- _Short task_:
Filter the records below and copy every line containing the word "chevron".
--- Start ---
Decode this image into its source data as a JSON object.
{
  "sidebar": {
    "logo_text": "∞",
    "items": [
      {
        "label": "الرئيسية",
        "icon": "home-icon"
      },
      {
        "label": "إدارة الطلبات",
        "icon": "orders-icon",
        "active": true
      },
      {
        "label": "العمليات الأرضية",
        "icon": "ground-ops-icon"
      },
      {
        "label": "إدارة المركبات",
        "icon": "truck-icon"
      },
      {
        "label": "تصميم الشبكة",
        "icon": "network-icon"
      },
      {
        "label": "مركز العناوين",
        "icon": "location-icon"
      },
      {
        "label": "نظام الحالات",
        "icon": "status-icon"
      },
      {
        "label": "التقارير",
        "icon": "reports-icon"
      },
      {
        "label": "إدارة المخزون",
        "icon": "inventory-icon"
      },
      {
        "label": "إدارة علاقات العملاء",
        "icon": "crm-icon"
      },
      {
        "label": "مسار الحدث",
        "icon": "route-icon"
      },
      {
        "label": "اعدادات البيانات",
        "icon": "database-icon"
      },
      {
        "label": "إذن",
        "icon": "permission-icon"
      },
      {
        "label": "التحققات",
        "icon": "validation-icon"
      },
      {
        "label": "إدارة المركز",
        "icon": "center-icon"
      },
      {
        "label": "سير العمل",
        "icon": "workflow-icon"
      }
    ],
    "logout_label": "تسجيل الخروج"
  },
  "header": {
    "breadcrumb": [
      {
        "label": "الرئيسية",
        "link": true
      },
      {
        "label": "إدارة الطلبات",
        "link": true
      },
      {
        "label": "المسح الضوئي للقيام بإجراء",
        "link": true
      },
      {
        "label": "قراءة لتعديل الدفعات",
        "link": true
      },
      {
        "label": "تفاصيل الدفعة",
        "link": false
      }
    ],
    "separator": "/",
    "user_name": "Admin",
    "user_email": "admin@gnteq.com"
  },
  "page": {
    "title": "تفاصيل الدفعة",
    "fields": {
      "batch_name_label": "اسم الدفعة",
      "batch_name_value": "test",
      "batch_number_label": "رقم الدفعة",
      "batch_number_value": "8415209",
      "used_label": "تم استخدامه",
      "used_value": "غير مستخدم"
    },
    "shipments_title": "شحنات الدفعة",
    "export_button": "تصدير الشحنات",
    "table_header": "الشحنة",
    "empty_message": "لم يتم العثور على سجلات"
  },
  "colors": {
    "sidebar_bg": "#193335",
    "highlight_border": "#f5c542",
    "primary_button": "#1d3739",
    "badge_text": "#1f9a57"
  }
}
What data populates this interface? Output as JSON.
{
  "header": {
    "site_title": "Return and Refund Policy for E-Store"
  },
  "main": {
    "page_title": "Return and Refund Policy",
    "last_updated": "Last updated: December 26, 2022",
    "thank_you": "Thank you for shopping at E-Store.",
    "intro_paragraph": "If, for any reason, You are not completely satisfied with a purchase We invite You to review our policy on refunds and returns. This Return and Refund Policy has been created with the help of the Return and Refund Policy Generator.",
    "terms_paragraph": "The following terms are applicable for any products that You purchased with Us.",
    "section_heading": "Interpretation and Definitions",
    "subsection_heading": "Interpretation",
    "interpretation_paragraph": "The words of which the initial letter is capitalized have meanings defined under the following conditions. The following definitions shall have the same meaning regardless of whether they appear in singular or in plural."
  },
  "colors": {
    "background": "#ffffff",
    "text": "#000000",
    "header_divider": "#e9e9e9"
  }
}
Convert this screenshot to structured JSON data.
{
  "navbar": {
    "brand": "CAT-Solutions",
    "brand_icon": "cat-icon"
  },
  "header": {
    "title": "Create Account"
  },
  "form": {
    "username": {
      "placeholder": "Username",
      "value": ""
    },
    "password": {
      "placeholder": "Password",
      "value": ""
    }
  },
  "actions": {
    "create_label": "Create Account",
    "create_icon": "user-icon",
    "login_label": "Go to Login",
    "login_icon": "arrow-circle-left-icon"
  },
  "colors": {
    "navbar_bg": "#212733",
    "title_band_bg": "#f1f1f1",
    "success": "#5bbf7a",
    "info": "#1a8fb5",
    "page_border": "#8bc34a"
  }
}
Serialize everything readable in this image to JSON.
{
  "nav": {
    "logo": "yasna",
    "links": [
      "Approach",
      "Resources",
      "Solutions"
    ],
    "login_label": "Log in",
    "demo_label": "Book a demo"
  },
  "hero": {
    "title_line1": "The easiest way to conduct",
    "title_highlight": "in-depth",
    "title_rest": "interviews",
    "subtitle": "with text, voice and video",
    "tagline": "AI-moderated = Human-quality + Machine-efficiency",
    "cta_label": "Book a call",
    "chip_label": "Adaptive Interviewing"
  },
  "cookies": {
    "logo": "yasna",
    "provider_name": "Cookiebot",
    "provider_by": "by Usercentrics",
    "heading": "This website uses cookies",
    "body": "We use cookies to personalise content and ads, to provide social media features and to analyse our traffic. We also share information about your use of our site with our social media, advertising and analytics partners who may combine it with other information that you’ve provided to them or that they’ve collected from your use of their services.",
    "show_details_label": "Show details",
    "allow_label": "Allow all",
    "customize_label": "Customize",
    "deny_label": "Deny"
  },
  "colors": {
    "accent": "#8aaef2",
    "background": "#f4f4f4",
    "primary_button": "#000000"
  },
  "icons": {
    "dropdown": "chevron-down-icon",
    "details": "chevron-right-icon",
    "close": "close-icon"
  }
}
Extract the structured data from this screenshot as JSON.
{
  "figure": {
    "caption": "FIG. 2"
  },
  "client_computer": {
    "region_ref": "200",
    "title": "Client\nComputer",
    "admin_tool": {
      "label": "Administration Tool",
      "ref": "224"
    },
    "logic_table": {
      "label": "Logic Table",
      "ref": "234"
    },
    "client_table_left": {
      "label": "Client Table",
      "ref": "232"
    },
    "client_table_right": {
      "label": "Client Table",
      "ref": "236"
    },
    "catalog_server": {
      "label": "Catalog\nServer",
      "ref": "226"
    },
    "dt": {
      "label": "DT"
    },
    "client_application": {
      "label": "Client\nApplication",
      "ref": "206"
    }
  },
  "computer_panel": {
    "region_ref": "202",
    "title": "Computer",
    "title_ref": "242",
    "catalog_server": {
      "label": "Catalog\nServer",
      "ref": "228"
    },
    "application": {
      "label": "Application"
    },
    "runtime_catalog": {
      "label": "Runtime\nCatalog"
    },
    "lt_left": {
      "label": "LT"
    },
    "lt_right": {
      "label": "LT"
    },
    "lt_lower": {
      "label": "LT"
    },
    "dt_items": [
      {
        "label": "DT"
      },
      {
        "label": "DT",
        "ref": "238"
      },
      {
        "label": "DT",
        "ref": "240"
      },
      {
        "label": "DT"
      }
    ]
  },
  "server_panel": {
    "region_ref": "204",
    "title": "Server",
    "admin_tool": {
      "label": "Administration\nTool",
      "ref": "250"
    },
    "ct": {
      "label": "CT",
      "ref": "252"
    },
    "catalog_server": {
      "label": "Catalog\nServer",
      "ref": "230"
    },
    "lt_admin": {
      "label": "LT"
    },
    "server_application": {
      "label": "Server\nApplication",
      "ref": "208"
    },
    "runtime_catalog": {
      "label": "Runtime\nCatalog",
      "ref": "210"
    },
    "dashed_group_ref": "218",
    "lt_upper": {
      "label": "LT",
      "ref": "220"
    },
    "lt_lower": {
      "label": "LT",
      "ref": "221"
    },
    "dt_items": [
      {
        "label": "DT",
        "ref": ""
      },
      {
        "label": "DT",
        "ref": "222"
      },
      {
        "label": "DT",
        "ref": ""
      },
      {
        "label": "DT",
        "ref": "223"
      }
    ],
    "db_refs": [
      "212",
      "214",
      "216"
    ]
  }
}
--- End ---
- _Answer for this exercise_:
    "dropdown": "chevron-down-icon",
    "details": "chevron-right-icon",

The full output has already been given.